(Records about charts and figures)
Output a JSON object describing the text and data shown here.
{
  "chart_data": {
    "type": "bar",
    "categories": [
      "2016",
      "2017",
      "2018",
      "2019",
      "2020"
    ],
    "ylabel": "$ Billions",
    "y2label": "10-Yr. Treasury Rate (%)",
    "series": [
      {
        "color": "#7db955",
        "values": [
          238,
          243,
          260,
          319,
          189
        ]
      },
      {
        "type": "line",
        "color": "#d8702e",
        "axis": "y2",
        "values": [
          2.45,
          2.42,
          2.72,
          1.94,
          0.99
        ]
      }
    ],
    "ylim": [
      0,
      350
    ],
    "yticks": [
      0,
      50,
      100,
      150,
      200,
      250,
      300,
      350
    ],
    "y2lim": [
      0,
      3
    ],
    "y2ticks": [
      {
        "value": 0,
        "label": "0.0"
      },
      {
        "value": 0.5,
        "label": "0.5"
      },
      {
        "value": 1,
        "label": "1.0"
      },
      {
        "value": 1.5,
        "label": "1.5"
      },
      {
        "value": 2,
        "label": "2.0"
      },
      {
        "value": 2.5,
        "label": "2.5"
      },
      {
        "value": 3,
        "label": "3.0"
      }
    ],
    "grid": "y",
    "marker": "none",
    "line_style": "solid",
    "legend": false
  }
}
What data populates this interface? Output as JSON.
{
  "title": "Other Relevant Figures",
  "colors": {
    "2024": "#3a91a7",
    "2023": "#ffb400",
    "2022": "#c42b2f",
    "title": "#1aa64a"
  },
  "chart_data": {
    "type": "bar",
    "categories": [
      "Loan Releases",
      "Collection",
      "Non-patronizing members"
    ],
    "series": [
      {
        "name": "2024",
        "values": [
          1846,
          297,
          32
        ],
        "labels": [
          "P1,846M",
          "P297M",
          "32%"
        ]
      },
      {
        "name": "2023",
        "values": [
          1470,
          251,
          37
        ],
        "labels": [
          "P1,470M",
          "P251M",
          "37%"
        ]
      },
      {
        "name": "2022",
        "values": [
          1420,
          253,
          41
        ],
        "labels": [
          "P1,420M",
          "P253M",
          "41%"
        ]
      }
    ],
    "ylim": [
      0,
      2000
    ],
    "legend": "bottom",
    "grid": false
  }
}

• **Given exercise**
Copy out the lines in which the string "Output" appears.

• **Solution for this problem**
Output a JSON object describing the text and data shown here.
What data populates this interface? Output as JSON.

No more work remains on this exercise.